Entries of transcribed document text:
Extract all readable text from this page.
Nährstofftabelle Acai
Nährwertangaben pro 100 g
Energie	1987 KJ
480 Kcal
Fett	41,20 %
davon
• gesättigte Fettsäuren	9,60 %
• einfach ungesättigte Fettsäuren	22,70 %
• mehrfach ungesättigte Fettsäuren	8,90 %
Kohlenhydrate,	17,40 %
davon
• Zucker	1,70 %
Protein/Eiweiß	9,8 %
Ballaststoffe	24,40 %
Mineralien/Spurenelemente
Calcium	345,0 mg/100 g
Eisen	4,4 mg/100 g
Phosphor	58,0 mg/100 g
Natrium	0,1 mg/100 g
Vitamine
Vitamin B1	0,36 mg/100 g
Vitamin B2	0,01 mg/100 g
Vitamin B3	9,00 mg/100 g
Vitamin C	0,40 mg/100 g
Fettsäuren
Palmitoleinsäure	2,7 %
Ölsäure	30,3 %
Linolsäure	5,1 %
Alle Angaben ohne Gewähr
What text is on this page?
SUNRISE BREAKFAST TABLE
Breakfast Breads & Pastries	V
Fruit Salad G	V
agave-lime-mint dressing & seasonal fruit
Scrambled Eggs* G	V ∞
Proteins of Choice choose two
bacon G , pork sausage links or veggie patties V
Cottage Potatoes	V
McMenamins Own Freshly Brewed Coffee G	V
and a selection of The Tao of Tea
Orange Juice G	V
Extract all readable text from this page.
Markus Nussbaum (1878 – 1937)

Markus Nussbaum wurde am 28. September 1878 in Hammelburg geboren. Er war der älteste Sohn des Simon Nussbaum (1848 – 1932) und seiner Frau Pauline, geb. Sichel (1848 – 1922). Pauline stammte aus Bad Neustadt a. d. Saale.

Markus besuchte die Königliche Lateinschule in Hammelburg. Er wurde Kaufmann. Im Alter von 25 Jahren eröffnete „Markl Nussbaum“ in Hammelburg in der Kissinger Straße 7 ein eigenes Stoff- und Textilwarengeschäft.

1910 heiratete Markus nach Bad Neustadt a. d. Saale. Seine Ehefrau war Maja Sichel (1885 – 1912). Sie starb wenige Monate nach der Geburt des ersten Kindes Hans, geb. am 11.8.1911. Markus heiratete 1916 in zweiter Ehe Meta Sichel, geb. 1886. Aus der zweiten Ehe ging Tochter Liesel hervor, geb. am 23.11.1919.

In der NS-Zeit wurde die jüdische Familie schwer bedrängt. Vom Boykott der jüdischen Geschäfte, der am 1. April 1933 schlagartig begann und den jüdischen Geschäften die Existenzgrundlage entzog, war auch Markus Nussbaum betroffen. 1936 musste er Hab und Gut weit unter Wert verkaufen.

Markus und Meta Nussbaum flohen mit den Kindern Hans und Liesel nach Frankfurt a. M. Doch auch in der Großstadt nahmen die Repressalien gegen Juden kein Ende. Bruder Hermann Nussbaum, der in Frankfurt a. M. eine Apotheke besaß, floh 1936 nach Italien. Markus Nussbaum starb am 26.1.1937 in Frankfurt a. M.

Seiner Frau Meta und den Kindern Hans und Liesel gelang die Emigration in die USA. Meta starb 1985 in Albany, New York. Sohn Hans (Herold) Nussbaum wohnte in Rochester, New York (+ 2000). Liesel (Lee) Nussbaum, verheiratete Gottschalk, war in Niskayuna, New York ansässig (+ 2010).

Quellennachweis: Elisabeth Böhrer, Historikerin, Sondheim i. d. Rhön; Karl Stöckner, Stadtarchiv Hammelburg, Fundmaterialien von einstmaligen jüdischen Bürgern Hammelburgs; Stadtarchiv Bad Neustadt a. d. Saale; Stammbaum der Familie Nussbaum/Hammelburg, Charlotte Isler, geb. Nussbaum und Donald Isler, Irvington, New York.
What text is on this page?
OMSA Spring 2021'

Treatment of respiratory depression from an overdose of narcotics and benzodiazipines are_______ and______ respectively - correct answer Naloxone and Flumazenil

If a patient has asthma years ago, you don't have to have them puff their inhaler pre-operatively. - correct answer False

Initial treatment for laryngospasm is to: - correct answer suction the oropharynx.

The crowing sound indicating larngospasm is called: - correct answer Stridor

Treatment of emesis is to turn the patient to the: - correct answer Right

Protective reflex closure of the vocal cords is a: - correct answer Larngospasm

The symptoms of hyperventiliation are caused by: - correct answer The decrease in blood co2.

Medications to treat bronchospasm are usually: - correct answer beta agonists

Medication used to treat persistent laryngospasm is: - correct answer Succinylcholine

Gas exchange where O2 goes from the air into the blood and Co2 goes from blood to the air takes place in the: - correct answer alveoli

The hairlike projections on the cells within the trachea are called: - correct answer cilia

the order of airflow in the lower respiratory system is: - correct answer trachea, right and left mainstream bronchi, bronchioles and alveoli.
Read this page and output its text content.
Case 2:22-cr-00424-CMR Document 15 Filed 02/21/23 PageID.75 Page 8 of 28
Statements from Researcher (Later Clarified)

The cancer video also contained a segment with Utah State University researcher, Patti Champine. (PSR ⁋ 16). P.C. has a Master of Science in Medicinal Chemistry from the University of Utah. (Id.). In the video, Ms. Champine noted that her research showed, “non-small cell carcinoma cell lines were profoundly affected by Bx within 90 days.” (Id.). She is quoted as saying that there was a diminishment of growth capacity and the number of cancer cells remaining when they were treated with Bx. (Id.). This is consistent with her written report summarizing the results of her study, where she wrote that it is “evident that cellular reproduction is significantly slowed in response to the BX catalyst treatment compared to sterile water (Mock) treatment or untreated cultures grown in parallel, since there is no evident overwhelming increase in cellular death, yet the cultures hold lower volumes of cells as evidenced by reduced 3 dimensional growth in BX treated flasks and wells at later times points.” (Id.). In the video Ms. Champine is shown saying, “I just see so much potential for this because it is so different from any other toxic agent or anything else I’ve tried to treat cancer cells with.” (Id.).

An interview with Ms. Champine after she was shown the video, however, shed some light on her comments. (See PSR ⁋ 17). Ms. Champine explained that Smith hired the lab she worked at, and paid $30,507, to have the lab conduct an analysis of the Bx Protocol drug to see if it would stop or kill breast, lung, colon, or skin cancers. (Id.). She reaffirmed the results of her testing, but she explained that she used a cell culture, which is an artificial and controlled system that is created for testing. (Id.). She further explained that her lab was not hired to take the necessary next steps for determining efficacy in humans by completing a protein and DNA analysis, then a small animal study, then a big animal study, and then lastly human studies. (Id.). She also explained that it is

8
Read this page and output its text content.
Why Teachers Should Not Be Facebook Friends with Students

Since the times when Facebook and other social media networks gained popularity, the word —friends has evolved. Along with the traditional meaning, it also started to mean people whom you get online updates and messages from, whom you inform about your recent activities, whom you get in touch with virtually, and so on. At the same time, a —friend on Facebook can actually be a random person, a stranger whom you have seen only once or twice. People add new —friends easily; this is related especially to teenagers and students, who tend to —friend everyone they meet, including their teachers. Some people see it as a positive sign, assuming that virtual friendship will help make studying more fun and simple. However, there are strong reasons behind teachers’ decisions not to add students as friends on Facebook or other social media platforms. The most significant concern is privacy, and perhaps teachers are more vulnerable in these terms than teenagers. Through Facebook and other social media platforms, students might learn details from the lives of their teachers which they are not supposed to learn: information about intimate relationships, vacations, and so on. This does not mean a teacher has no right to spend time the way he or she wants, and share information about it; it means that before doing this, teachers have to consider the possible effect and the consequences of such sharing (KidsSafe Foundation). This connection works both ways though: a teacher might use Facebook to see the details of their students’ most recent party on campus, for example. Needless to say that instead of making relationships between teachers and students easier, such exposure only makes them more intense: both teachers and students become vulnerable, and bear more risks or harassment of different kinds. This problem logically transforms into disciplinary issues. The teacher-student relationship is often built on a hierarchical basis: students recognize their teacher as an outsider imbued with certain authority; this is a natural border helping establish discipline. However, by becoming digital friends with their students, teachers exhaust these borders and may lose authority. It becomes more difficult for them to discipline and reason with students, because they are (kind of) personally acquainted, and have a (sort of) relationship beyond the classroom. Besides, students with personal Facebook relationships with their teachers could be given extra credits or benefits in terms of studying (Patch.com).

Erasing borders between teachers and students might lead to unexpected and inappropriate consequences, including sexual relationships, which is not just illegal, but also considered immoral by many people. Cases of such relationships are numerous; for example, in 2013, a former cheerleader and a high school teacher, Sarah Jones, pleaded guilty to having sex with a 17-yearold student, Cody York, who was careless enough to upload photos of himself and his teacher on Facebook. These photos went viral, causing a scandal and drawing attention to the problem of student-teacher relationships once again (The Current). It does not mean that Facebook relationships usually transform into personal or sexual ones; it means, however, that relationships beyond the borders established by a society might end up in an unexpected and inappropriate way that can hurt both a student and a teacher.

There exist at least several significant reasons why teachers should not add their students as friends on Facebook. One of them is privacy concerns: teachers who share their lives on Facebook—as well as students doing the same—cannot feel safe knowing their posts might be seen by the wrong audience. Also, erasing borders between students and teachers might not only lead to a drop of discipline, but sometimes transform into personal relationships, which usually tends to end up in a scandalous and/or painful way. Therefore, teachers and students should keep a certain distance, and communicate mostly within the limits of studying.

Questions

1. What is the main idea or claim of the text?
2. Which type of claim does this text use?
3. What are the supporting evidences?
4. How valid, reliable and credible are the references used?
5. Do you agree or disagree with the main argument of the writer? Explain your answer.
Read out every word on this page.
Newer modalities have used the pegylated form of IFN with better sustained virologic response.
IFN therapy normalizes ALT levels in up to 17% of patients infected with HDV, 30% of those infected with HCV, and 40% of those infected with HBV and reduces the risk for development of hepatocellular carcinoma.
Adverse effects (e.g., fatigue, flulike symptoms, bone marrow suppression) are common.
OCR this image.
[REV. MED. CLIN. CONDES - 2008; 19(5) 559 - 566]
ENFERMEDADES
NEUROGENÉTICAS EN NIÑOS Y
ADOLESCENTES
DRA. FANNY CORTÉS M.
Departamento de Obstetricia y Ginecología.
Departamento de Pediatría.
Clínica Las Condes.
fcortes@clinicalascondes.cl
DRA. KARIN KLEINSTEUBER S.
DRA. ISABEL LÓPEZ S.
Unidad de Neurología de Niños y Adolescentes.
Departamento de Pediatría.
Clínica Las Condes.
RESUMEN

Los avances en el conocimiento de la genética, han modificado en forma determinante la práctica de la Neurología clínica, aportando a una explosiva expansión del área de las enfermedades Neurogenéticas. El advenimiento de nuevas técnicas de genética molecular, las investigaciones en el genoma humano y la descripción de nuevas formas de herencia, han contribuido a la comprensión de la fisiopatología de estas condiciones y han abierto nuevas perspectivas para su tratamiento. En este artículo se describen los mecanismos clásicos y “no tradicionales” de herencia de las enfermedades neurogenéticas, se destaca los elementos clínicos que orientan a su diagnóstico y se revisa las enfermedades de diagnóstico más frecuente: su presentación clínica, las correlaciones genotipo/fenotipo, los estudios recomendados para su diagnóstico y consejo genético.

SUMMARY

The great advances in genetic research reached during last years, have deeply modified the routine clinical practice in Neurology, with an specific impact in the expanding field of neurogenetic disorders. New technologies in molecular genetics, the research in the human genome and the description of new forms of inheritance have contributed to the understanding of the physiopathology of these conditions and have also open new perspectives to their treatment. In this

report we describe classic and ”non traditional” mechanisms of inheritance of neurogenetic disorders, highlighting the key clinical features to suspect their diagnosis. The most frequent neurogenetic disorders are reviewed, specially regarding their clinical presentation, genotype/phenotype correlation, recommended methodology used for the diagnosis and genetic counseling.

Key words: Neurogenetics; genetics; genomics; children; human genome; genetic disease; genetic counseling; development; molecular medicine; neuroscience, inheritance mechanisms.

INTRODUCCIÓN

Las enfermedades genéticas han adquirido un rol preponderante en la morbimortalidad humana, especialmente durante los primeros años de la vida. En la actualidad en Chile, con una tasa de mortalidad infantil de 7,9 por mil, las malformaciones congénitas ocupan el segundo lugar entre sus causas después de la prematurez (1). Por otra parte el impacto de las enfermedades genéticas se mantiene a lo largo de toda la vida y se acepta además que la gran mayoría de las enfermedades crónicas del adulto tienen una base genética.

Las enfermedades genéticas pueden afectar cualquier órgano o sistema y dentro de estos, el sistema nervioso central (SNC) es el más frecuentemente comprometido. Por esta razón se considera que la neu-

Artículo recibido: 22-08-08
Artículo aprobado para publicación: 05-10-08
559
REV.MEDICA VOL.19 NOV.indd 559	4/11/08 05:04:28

--- ACTIVITY ---
Lines containing the string "Hans" in the entries above should be counted. State that number alone.

--- RESPONSE TO THIS TASK ---
3